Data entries
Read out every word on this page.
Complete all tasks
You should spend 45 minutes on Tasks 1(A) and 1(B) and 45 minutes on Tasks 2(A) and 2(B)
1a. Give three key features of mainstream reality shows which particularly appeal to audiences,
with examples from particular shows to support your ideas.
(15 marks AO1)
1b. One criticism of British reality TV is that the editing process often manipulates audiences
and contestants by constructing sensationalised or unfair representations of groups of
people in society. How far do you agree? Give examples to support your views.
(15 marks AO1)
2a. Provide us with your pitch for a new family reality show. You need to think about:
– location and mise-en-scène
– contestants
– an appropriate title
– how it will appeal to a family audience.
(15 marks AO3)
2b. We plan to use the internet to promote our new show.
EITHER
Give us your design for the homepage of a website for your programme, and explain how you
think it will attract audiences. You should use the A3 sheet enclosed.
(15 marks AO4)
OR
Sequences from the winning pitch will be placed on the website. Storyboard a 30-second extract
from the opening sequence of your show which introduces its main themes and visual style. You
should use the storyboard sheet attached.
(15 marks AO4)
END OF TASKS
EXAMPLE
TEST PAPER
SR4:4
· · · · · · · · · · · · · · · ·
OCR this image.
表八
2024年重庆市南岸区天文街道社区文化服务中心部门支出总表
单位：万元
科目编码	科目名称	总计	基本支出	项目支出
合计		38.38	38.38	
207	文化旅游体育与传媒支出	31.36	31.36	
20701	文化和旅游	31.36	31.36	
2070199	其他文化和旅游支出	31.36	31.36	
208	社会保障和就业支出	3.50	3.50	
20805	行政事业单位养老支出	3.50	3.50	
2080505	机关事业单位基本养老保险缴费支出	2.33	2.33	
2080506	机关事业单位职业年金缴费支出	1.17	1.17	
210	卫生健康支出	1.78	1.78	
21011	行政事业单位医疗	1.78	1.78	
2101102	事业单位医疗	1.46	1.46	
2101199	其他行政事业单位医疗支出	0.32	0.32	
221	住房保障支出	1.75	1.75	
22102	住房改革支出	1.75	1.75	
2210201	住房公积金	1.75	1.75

Brief
From the data, pick out every line that includes "website".

Worked solution
Give us your design for the homepage of a website for your programme, and explain how you
Sequences from the winning pitch will be placed on the website. Storyboard a 30-second extract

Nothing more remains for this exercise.